* begin *

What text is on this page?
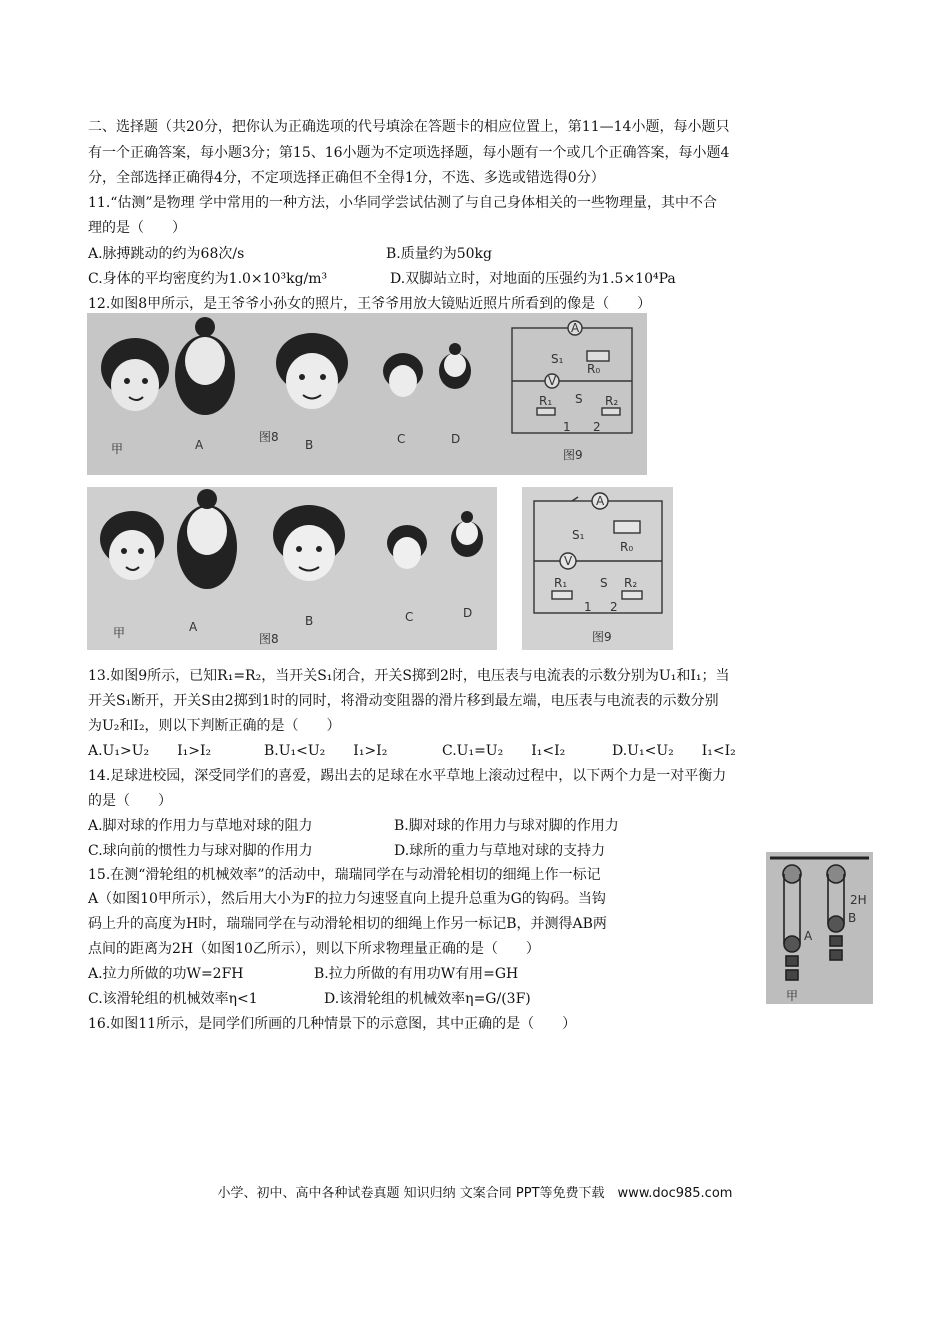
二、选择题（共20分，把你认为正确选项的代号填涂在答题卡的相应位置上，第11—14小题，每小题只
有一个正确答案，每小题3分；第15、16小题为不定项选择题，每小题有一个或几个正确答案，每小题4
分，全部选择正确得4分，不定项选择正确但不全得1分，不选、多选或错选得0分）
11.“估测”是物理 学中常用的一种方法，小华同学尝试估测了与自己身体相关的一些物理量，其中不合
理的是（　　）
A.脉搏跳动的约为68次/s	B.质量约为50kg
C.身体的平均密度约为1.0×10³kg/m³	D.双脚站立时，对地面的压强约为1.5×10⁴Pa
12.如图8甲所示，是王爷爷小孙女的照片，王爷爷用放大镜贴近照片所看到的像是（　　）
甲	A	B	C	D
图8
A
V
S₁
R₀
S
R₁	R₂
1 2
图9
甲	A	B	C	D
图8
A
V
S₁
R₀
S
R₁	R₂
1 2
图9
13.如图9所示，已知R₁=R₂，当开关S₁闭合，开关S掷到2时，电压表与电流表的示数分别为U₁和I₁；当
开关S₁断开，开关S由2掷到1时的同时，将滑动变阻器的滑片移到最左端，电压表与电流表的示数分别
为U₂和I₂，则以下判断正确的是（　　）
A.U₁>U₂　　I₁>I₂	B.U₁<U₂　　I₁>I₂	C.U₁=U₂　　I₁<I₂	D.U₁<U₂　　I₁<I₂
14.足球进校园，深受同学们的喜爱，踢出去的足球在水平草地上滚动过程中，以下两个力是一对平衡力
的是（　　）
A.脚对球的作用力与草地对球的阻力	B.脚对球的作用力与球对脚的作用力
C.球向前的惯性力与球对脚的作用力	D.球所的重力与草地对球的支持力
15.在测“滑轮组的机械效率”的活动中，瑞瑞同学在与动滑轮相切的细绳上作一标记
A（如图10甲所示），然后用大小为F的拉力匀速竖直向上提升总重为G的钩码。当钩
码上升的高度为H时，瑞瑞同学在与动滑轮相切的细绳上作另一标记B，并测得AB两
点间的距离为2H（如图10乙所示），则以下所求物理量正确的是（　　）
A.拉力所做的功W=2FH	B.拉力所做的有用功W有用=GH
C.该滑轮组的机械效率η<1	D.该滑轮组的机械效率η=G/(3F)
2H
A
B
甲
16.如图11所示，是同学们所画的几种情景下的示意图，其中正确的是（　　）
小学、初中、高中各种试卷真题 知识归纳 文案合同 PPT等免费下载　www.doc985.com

* end *

Exercise prompt:
Omit the pictures and reproduce the listing exactly.

Written response:
What text is on this page?
二、选择题（共20分，把你认为正确选项的代号填涂在答题卡的相应位置上，第11—14小题，每小题只
有一个正确答案，每小题3分；第15、16小题为不定项选择题，每小题有一个或几个正确答案，每小题4
分，全部选择正确得4分，不定项选择正确但不全得1分，不选、多选或错选得0分）
11.“估测”是物理 学中常用的一种方法，小华同学尝试估测了与自己身体相关的一些物理量，其中不合
理的是（　　）
A.脉搏跳动的约为68次/s	B.质量约为50kg
C.身体的平均密度约为1.0×10³kg/m³	D.双脚站立时，对地面的压强约为1.5×10⁴Pa
12.如图8甲所示，是王爷爷小孙女的照片，王爷爷用放大镜贴近照片所看到的像是（　　）
甲	A	B	C	D
图8
A
V
S₁
R₀
S
R₁	R₂
1 2
图9
甲	A	B	C	D
图8
A
V
S₁
R₀
S
R₁	R₂
1 2
图9
13.如图9所示，已知R₁=R₂，当开关S₁闭合，开关S掷到2时，电压表与电流表的示数分别为U₁和I₁；当
开关S₁断开，开关S由2掷到1时的同时，将滑动变阻器的滑片移到最左端，电压表与电流表的示数分别
为U₂和I₂，则以下判断正确的是（　　）
A.U₁>U₂　　I₁>I₂	B.U₁<U₂　　I₁>I₂	C.U₁=U₂　　I₁<I₂	D.U₁<U₂　　I₁<I₂
14.足球进校园，深受同学们的喜爱，踢出去的足球在水平草地上滚动过程中，以下两个力是一对平衡力
的是（　　）
A.脚对球的作用力与草地对球的阻力	B.脚对球的作用力与球对脚的作用力
C.球向前的惯性力与球对脚的作用力	D.球所的重力与草地对球的支持力
15.在测“滑轮组的机械效率”的活动中，瑞瑞同学在与动滑轮相切的细绳上作一标记
A（如图10甲所示），然后用大小为F的拉力匀速竖直向上提升总重为G的钩码。当钩
码上升的高度为H时，瑞瑞同学在与动滑轮相切的细绳上作另一标记B，并测得AB两
点间的距离为2H（如图10乙所示），则以下所求物理量正确的是（　　）
A.拉力所做的功W=2FH	B.拉力所做的有用功W有用=GH
C.该滑轮组的机械效率η<1	D.该滑轮组的机械效率η=G/(3F)
2H
A
B
甲
16.如图11所示，是同学们所画的几种情景下的示意图，其中正确的是（　　）
小学、初中、高中各种试卷真题 知识归纳 文案合同 PPT等免费下载　www.doc985.com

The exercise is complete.